• **EXERCISE**
Scan the listing below for the word "censurado" and state how many lines hold it. Write nothing but the number.

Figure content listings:
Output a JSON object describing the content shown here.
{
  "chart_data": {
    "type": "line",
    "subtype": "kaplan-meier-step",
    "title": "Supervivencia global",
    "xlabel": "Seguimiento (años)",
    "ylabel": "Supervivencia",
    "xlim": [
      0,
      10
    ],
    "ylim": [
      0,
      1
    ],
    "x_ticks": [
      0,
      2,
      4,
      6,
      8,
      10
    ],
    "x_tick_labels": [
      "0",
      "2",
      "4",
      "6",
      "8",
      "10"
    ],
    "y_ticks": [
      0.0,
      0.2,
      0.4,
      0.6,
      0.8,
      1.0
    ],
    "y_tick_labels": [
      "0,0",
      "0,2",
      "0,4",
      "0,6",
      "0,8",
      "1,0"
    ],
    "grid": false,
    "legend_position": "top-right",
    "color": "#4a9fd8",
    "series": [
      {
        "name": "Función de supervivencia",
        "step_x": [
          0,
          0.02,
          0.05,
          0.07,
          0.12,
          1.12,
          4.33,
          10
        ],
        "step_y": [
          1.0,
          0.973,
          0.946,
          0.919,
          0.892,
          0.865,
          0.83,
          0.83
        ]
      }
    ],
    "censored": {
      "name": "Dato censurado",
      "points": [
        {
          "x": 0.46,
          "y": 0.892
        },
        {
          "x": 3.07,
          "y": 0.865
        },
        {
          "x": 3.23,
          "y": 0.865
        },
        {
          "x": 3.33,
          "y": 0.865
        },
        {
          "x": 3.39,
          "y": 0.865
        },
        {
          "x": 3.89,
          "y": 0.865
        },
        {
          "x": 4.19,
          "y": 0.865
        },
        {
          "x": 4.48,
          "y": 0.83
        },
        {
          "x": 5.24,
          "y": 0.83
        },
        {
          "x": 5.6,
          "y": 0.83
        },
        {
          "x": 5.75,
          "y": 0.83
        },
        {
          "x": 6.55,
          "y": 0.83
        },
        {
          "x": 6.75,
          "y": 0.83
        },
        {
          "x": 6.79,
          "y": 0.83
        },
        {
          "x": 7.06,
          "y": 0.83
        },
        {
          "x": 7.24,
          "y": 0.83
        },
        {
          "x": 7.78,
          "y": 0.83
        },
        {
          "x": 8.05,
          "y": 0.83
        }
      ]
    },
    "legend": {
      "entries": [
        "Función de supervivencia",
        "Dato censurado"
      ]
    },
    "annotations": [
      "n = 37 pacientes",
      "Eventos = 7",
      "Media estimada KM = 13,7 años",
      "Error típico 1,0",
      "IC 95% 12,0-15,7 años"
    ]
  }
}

• **COMPLETE ANSWER**
2